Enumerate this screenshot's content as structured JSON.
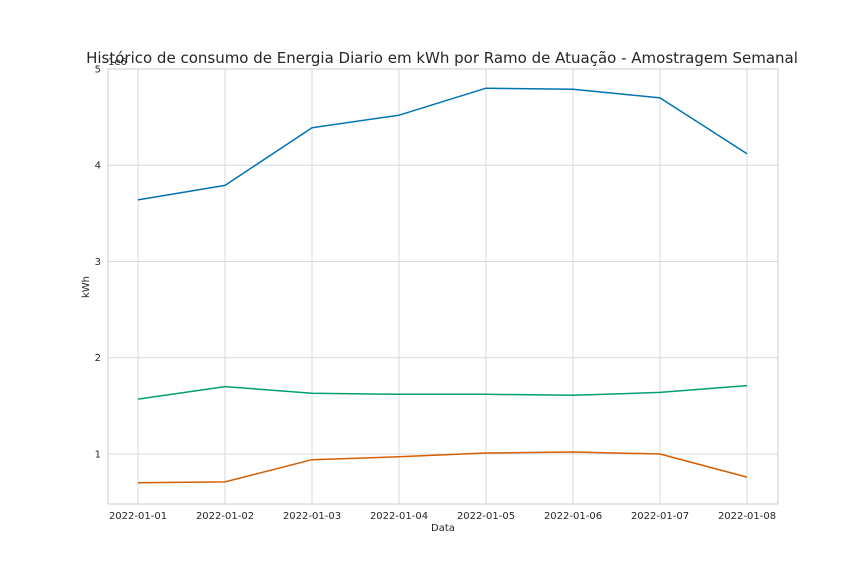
{
  "chart_data": {
    "type": "line",
    "title": "Histórico de consumo de Energia Diario em kWh por Ramo de Atuação - Amostragem Semanal",
    "xlabel": "Data",
    "ylabel": "kWh",
    "y_offset_label": "1e6",
    "x": [
      "2022-01-01",
      "2022-01-02",
      "2022-01-03",
      "2022-01-04",
      "2022-01-05",
      "2022-01-06",
      "2022-01-07",
      "2022-01-08"
    ],
    "y_ticks": [
      1,
      2,
      3,
      4,
      5
    ],
    "y_tick_labels": [
      "1",
      "2",
      "3",
      "4",
      "5"
    ],
    "ylim": [
      0.48,
      5.0
    ],
    "grid": true,
    "series": [
      {
        "color": "#0173b2",
        "values": [
          3.64,
          3.79,
          4.39,
          4.52,
          4.8,
          4.79,
          4.7,
          4.12
        ]
      },
      {
        "color": "#029e73",
        "values": [
          1.57,
          1.7,
          1.63,
          1.62,
          1.62,
          1.61,
          1.64,
          1.71
        ]
      },
      {
        "color": "#d55e00",
        "values": [
          0.7,
          0.71,
          0.94,
          0.97,
          1.01,
          1.02,
          1.0,
          0.76
        ]
      }
    ]
  }
}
━━━━━━━━━━
> _Stated goal_: Extract every line above containing the word "color".

> _Expected output_:
        "color": "#0173b2",
        "color": "#029e73",
        "color": "#d55e00",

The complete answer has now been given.